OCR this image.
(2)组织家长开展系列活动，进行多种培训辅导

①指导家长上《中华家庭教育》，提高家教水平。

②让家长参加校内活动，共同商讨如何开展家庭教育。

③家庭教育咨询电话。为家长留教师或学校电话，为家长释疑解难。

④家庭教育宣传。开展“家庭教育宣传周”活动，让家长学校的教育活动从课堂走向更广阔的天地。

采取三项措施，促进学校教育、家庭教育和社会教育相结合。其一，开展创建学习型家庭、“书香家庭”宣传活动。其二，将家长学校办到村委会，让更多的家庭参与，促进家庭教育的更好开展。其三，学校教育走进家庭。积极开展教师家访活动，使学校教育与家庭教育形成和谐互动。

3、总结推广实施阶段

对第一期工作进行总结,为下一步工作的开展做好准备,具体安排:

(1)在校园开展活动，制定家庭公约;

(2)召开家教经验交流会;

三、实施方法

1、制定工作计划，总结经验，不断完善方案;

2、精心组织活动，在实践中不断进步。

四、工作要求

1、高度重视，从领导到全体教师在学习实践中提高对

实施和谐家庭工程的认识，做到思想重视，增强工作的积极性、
==============================
### Instructions to follow
Repeat the data precisely, line by line.

### Exercise solution
OCR this image.
(2)组织家长开展系列活动，进行多种培训辅导

①指导家长上《中华家庭教育》，提高家教水平。

②让家长参加校内活动，共同商讨如何开展家庭教育。

③家庭教育咨询电话。为家长留教师或学校电话，为家长释疑解难。

④家庭教育宣传。开展“家庭教育宣传周”活动，让家长学校的教育活动从课堂走向更广阔的天地。

采取三项措施，促进学校教育、家庭教育和社会教育相结合。其一，开展创建学习型家庭、“书香家庭”宣传活动。其二，将家长学校办到村委会，让更多的家庭参与，促进家庭教育的更好开展。其三，学校教育走进家庭。积极开展教师家访活动，使学校教育与家庭教育形成和谐互动。

3、总结推广实施阶段

对第一期工作进行总结,为下一步工作的开展做好准备,具体安排:

(1)在校园开展活动，制定家庭公约;

(2)召开家教经验交流会;

三、实施方法

1、制定工作计划，总结经验，不断完善方案;

2、精心组织活动，在实践中不断进步。

四、工作要求

1、高度重视，从领导到全体教师在学习实践中提高对

实施和谐家庭工程的认识，做到思想重视，增强工作的积极性、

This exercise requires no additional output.